* Exercise description
Please write the listing below out again exactly, leaving every picture behind.

>>>>>

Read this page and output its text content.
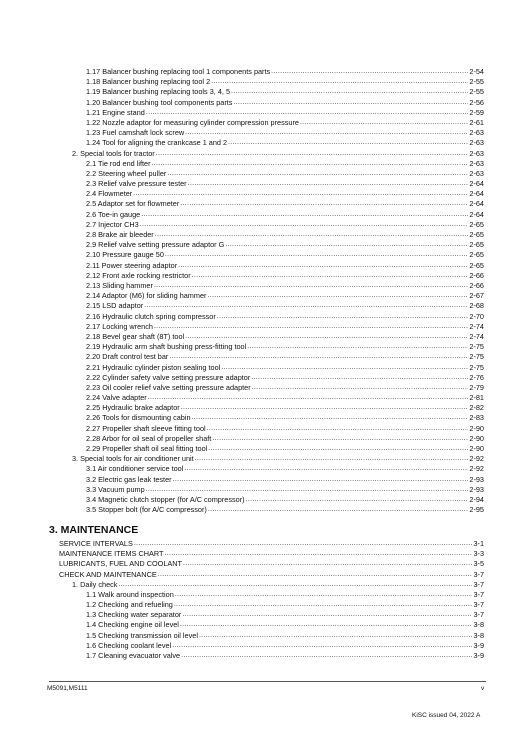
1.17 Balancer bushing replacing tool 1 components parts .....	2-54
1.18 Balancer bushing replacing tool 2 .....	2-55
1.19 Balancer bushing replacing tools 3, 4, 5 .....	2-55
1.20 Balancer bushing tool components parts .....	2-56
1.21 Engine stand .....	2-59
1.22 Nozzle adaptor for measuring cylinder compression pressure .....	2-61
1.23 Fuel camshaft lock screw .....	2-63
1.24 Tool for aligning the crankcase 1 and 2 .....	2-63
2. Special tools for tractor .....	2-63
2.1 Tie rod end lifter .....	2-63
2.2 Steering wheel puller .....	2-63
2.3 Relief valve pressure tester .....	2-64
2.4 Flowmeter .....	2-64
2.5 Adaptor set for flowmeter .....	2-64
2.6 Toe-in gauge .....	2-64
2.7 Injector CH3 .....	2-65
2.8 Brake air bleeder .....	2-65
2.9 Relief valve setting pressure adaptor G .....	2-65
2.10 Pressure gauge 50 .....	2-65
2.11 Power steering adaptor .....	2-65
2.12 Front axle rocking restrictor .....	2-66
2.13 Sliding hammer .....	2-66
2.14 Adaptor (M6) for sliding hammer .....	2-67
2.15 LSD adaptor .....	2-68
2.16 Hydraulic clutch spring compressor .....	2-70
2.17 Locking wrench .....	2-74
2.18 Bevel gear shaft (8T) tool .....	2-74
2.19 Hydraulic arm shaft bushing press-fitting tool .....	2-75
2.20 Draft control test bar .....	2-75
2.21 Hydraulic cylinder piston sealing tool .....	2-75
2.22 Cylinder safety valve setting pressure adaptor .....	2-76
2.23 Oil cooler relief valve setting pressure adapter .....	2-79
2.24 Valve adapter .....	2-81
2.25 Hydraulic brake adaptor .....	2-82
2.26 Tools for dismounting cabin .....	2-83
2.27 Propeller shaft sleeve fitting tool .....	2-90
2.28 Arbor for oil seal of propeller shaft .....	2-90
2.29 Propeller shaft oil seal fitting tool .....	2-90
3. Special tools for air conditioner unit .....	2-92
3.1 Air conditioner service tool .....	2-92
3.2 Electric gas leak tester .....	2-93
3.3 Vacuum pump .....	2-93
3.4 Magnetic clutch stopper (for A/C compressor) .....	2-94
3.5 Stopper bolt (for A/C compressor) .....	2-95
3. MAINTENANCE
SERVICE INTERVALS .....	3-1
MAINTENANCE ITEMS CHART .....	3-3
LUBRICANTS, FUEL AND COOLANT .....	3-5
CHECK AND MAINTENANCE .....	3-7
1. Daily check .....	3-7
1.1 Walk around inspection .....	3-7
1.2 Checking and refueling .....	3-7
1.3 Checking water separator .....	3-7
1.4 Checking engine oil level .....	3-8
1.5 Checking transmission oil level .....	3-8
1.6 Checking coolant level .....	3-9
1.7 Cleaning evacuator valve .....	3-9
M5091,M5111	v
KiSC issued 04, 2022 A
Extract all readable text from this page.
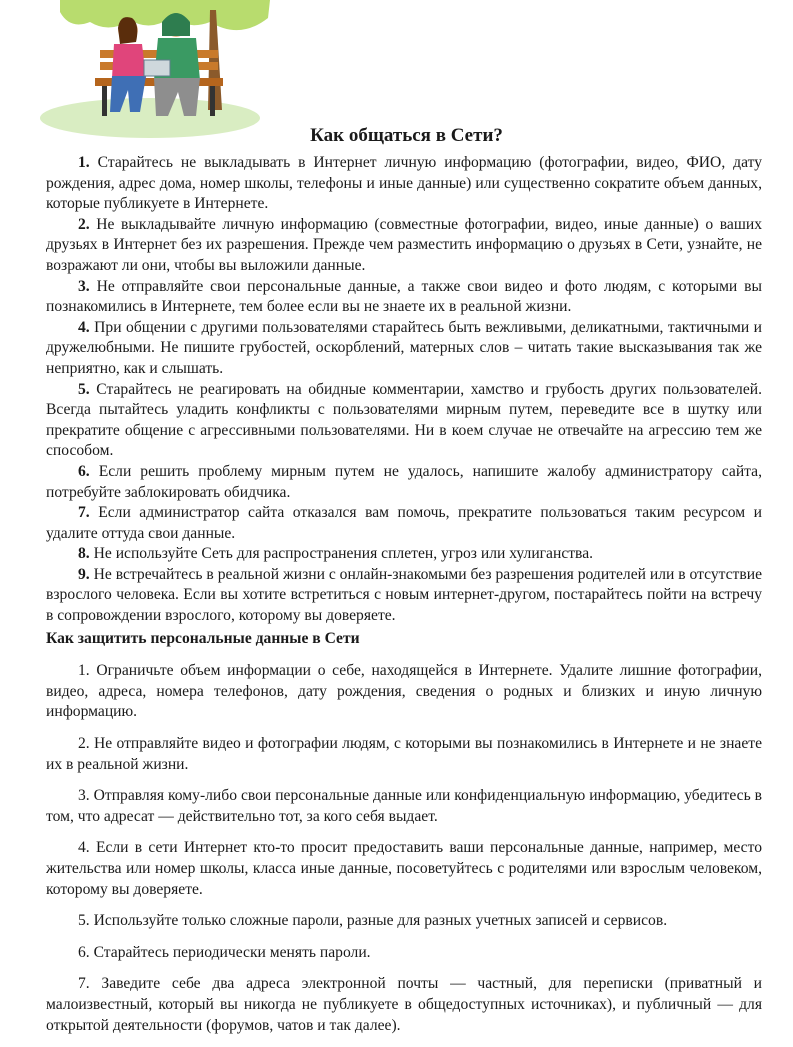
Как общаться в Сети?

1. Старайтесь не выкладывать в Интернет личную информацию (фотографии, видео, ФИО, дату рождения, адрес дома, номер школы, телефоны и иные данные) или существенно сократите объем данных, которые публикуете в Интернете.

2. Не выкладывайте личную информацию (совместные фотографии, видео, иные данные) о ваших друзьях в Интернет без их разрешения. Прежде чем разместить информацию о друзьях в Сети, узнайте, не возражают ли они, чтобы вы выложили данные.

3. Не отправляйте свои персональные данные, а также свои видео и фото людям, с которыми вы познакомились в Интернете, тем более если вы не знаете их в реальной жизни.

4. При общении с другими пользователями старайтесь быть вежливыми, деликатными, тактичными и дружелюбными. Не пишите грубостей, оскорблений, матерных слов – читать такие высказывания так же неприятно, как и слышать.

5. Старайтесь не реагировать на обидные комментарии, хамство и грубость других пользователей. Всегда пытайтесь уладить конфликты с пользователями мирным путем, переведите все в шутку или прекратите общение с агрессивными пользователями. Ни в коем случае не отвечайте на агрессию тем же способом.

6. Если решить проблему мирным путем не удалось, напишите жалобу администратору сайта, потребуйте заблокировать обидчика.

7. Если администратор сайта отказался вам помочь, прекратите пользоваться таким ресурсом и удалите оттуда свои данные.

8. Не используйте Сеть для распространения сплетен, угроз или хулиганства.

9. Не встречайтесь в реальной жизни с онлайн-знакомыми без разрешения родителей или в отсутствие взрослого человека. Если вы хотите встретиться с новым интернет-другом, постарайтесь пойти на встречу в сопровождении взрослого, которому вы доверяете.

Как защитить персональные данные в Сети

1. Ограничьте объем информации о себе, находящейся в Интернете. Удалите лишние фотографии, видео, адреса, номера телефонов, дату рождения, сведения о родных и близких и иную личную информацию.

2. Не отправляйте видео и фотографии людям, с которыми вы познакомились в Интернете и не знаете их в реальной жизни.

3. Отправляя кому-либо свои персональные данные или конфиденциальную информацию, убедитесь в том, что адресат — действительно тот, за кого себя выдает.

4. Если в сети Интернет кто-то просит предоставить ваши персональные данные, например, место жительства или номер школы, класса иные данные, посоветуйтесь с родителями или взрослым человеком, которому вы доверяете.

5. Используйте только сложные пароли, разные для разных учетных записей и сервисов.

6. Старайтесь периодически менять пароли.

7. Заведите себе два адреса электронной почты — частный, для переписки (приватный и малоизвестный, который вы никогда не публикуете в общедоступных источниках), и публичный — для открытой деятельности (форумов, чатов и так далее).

<<<<<

* Written solution
Read this page and output its text content.
1.17 Balancer bushing replacing tool 1 components parts .....	2-54
1.18 Balancer bushing replacing tool 2 .....	2-55
1.19 Balancer bushing replacing tools 3, 4, 5 .....	2-55
1.20 Balancer bushing tool components parts .....	2-56
1.21 Engine stand .....	2-59
1.22 Nozzle adaptor for measuring cylinder compression pressure .....	2-61
1.23 Fuel camshaft lock screw .....	2-63
1.24 Tool for aligning the crankcase 1 and 2 .....	2-63
2. Special tools for tractor .....	2-63
2.1 Tie rod end lifter .....	2-63
2.2 Steering wheel puller .....	2-63
2.3 Relief valve pressure tester .....	2-64
2.4 Flowmeter .....	2-64
2.5 Adaptor set for flowmeter .....	2-64
2.6 Toe-in gauge .....	2-64
2.7 Injector CH3 .....	2-65
2.8 Brake air bleeder .....	2-65
2.9 Relief valve setting pressure adaptor G .....	2-65
2.10 Pressure gauge 50 .....	2-65
2.11 Power steering adaptor .....	2-65
2.12 Front axle rocking restrictor .....	2-66
2.13 Sliding hammer .....	2-66
2.14 Adaptor (M6) for sliding hammer .....	2-67
2.15 LSD adaptor .....	2-68
2.16 Hydraulic clutch spring compressor .....	2-70
2.17 Locking wrench .....	2-74
2.18 Bevel gear shaft (8T) tool .....	2-74
2.19 Hydraulic arm shaft bushing press-fitting tool .....	2-75
2.20 Draft control test bar .....	2-75
2.21 Hydraulic cylinder piston sealing tool .....	2-75
2.22 Cylinder safety valve setting pressure adaptor .....	2-76
2.23 Oil cooler relief valve setting pressure adapter .....	2-79
2.24 Valve adapter .....	2-81
2.25 Hydraulic brake adaptor .....	2-82
2.26 Tools for dismounting cabin .....	2-83
2.27 Propeller shaft sleeve fitting tool .....	2-90
2.28 Arbor for oil seal of propeller shaft .....	2-90
2.29 Propeller shaft oil seal fitting tool .....	2-90
3. Special tools for air conditioner unit .....	2-92
3.1 Air conditioner service tool .....	2-92
3.2 Electric gas leak tester .....	2-93
3.3 Vacuum pump .....	2-93
3.4 Magnetic clutch stopper (for A/C compressor) .....	2-94
3.5 Stopper bolt (for A/C compressor) .....	2-95
3. MAINTENANCE
SERVICE INTERVALS .....	3-1
MAINTENANCE ITEMS CHART .....	3-3
LUBRICANTS, FUEL AND COOLANT .....	3-5
CHECK AND MAINTENANCE .....	3-7
1. Daily check .....	3-7
1.1 Walk around inspection .....	3-7
1.2 Checking and refueling .....	3-7
1.3 Checking water separator .....	3-7
1.4 Checking engine oil level .....	3-8
1.5 Checking transmission oil level .....	3-8
1.6 Checking coolant level .....	3-9
1.7 Cleaning evacuator valve .....	3-9
M5091,M5111	v
KiSC issued 04, 2022 A
Extract all readable text from this page.
Как общаться в Сети?

1. Старайтесь не выкладывать в Интернет личную информацию (фотографии, видео, ФИО, дату рождения, адрес дома, номер школы, телефоны и иные данные) или существенно сократите объем данных, которые публикуете в Интернете.

2. Не выкладывайте личную информацию (совместные фотографии, видео, иные данные) о ваших друзьях в Интернет без их разрешения. Прежде чем разместить информацию о друзьях в Сети, узнайте, не возражают ли они, чтобы вы выложили данные.

3. Не отправляйте свои персональные данные, а также свои видео и фото людям, с которыми вы познакомились в Интернете, тем более если вы не знаете их в реальной жизни.

4. При общении с другими пользователями старайтесь быть вежливыми, деликатными, тактичными и дружелюбными. Не пишите грубостей, оскорблений, матерных слов – читать такие высказывания так же неприятно, как и слышать.

5. Старайтесь не реагировать на обидные комментарии, хамство и грубость других пользователей. Всегда пытайтесь уладить конфликты с пользователями мирным путем, переведите все в шутку или прекратите общение с агрессивными пользователями. Ни в коем случае не отвечайте на агрессию тем же способом.

6. Если решить проблему мирным путем не удалось, напишите жалобу администратору сайта, потребуйте заблокировать обидчика.

7. Если администратор сайта отказался вам помочь, прекратите пользоваться таким ресурсом и удалите оттуда свои данные.

8. Не используйте Сеть для распространения сплетен, угроз или хулиганства.

9. Не встречайтесь в реальной жизни с онлайн-знакомыми без разрешения родителей или в отсутствие взрослого человека. Если вы хотите встретиться с новым интернет-другом, постарайтесь пойти на встречу в сопровождении взрослого, которому вы доверяете.

Как защитить персональные данные в Сети

1. Ограничьте объем информации о себе, находящейся в Интернете. Удалите лишние фотографии, видео, адреса, номера телефонов, дату рождения, сведения о родных и близких и иную личную информацию.

2. Не отправляйте видео и фотографии людям, с которыми вы познакомились в Интернете и не знаете их в реальной жизни.

3. Отправляя кому-либо свои персональные данные или конфиденциальную информацию, убедитесь в том, что адресат — действительно тот, за кого себя выдает.

4. Если в сети Интернет кто-то просит предоставить ваши персональные данные, например, место жительства или номер школы, класса иные данные, посоветуйтесь с родителями или взрослым человеком, которому вы доверяете.

5. Используйте только сложные пароли, разные для разных учетных записей и сервисов.

6. Старайтесь периодически менять пароли.

7. Заведите себе два адреса электронной почты — частный, для переписки (приватный и малоизвестный, который вы никогда не публикуете в общедоступных источниках), и публичный — для открытой деятельности (форумов, чатов и так далее).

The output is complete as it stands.